What is being asked >> Your task is to restate the data word for word.

[Stored entries]
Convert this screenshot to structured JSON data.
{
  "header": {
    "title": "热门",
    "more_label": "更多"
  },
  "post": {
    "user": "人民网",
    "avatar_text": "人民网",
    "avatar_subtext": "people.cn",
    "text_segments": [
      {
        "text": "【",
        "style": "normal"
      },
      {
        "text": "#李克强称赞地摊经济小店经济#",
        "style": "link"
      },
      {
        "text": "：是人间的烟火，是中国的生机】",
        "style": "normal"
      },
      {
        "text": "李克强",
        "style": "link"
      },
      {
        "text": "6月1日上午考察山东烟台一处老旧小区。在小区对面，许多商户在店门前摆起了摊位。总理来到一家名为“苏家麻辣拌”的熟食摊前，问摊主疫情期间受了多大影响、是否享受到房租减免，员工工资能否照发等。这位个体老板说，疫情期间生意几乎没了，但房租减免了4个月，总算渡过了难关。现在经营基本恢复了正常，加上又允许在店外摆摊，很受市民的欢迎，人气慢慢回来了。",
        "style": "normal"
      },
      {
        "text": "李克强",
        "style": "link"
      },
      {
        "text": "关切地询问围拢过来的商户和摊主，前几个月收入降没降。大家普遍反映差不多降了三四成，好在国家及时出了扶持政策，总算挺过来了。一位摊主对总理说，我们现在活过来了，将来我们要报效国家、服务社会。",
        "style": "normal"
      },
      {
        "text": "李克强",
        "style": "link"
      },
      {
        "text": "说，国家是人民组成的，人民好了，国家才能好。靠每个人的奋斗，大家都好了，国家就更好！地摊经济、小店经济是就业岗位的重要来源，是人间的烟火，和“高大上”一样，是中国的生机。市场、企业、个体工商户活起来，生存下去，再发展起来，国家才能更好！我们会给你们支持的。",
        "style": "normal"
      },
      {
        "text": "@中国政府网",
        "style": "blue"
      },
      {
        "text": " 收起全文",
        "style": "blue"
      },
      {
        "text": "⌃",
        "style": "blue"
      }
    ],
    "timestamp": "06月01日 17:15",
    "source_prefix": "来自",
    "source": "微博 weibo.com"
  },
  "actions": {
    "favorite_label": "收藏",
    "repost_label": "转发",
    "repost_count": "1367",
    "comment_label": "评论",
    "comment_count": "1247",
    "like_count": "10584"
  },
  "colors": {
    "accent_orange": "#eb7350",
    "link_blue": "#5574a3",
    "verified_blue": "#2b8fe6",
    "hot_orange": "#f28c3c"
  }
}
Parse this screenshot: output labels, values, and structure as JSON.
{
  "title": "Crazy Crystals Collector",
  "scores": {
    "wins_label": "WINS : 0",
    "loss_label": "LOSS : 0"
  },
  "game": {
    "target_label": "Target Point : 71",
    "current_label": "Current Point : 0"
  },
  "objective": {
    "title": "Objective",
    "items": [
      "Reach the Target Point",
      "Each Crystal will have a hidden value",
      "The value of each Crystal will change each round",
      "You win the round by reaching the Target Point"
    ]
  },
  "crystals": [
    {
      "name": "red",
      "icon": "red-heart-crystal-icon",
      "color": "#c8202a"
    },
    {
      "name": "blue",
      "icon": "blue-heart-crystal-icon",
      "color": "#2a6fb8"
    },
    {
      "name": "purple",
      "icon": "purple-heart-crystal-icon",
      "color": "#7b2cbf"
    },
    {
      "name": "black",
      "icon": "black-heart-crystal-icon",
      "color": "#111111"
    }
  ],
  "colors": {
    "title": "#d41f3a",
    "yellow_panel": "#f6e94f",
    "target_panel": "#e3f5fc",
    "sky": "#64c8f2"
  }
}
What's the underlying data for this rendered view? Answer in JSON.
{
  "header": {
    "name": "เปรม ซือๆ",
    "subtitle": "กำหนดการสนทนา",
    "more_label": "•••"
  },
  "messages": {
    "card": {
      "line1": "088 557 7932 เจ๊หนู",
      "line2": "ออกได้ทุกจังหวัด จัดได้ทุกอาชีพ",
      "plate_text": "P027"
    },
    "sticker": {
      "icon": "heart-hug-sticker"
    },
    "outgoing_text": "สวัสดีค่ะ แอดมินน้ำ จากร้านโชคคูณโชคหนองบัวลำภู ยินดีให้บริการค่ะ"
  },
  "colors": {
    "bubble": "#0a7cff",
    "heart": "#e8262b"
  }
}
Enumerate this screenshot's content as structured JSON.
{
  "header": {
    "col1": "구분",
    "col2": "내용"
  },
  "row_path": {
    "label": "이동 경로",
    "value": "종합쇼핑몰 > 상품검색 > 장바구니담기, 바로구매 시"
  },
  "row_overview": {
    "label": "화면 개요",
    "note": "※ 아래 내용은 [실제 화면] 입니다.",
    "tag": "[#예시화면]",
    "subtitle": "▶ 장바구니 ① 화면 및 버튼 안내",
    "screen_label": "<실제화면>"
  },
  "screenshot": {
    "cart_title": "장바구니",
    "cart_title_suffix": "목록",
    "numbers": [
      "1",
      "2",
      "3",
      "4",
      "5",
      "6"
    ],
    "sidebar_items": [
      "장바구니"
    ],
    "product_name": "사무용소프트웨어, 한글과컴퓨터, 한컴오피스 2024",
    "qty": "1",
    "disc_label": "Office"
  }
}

Solution to the problem >>
Convert this screenshot to structured JSON data.
{
  "header": {
    "title": "热门",
    "more_label": "更多"
  },
  "post": {
    "user": "人民网",
    "avatar_text": "人民网",
    "avatar_subtext": "people.cn",
    "text_segments": [
      {
        "text": "【",
        "style": "normal"
      },
      {
        "text": "#李克强称赞地摊经济小店经济#",
        "style": "link"
      },
      {
        "text": "：是人间的烟火，是中国的生机】",
        "style": "normal"
      },
      {
        "text": "李克强",
        "style": "link"
      },
      {
        "text": "6月1日上午考察山东烟台一处老旧小区。在小区对面，许多商户在店门前摆起了摊位。总理来到一家名为“苏家麻辣拌”的熟食摊前，问摊主疫情期间受了多大影响、是否享受到房租减免，员工工资能否照发等。这位个体老板说，疫情期间生意几乎没了，但房租减免了4个月，总算渡过了难关。现在经营基本恢复了正常，加上又允许在店外摆摊，很受市民的欢迎，人气慢慢回来了。",
        "style": "normal"
      },
      {
        "text": "李克强",
        "style": "link"
      },
      {
        "text": "关切地询问围拢过来的商户和摊主，前几个月收入降没降。大家普遍反映差不多降了三四成，好在国家及时出了扶持政策，总算挺过来了。一位摊主对总理说，我们现在活过来了，将来我们要报效国家、服务社会。",
        "style": "normal"
      },
      {
        "text": "李克强",
        "style": "link"
      },
      {
        "text": "说，国家是人民组成的，人民好了，国家才能好。靠每个人的奋斗，大家都好了，国家就更好！地摊经济、小店经济是就业岗位的重要来源，是人间的烟火，和“高大上”一样，是中国的生机。市场、企业、个体工商户活起来，生存下去，再发展起来，国家才能更好！我们会给你们支持的。",
        "style": "normal"
      },
      {
        "text": "@中国政府网",
        "style": "blue"
      },
      {
        "text": " 收起全文",
        "style": "blue"
      },
      {
        "text": "⌃",
        "style": "blue"
      }
    ],
    "timestamp": "06月01日 17:15",
    "source_prefix": "来自",
    "source": "微博 weibo.com"
  },
  "actions": {
    "favorite_label": "收藏",
    "repost_label": "转发",
    "repost_count": "1367",
    "comment_label": "评论",
    "comment_count": "1247",
    "like_count": "10584"
  },
  "colors": {
    "accent_orange": "#eb7350",
    "link_blue": "#5574a3",
    "verified_blue": "#2b8fe6",
    "hot_orange": "#f28c3c"
  }
}
Parse this screenshot: output labels, values, and structure as JSON.
{
  "title": "Crazy Crystals Collector",
  "scores": {
    "wins_label": "WINS : 0",
    "loss_label": "LOSS : 0"
  },
  "game": {
    "target_label": "Target Point : 71",
    "current_label": "Current Point : 0"
  },
  "objective": {
    "title": "Objective",
    "items": [
      "Reach the Target Point",
      "Each Crystal will have a hidden value",
      "The value of each Crystal will change each round",
      "You win the round by reaching the Target Point"
    ]
  },
  "crystals": [
    {
      "name": "red",
      "icon": "red-heart-crystal-icon",
      "color": "#c8202a"
    },
    {
      "name": "blue",
      "icon": "blue-heart-crystal-icon",
      "color": "#2a6fb8"
    },
    {
      "name": "purple",
      "icon": "purple-heart-crystal-icon",
      "color": "#7b2cbf"
    },
    {
      "name": "black",
      "icon": "black-heart-crystal-icon",
      "color": "#111111"
    }
  ],
  "colors": {
    "title": "#d41f3a",
    "yellow_panel": "#f6e94f",
    "target_panel": "#e3f5fc",
    "sky": "#64c8f2"
  }
}
What's the underlying data for this rendered view? Answer in JSON.
{
  "header": {
    "name": "เปรม ซือๆ",
    "subtitle": "กำหนดการสนทนา",
    "more_label": "•••"
  },
  "messages": {
    "card": {
      "line1": "088 557 7932 เจ๊หนู",
      "line2": "ออกได้ทุกจังหวัด จัดได้ทุกอาชีพ",
      "plate_text": "P027"
    },
    "sticker": {
      "icon": "heart-hug-sticker"
    },
    "outgoing_text": "สวัสดีค่ะ แอดมินน้ำ จากร้านโชคคูณโชคหนองบัวลำภู ยินดีให้บริการค่ะ"
  },
  "colors": {
    "bubble": "#0a7cff",
    "heart": "#e8262b"
  }
}
Enumerate this screenshot's content as structured JSON.
{
  "header": {
    "col1": "구분",
    "col2": "내용"
  },
  "row_path": {
    "label": "이동 경로",
    "value": "종합쇼핑몰 > 상품검색 > 장바구니담기, 바로구매 시"
  },
  "row_overview": {
    "label": "화면 개요",
    "note": "※ 아래 내용은 [실제 화면] 입니다.",
    "tag": "[#예시화면]",
    "subtitle": "▶ 장바구니 ① 화면 및 버튼 안내",
    "screen_label": "<실제화면>"
  },
  "screenshot": {
    "cart_title": "장바구니",
    "cart_title_suffix": "목록",
    "numbers": [
      "1",
      "2",
      "3",
      "4",
      "5",
      "6"
    ],
    "sidebar_items": [
      "장바구니"
    ],
    "product_name": "사무용소프트웨어, 한글과컴퓨터, 한컴오피스 2024",
    "qty": "1",
    "disc_label": "Office"
  }
}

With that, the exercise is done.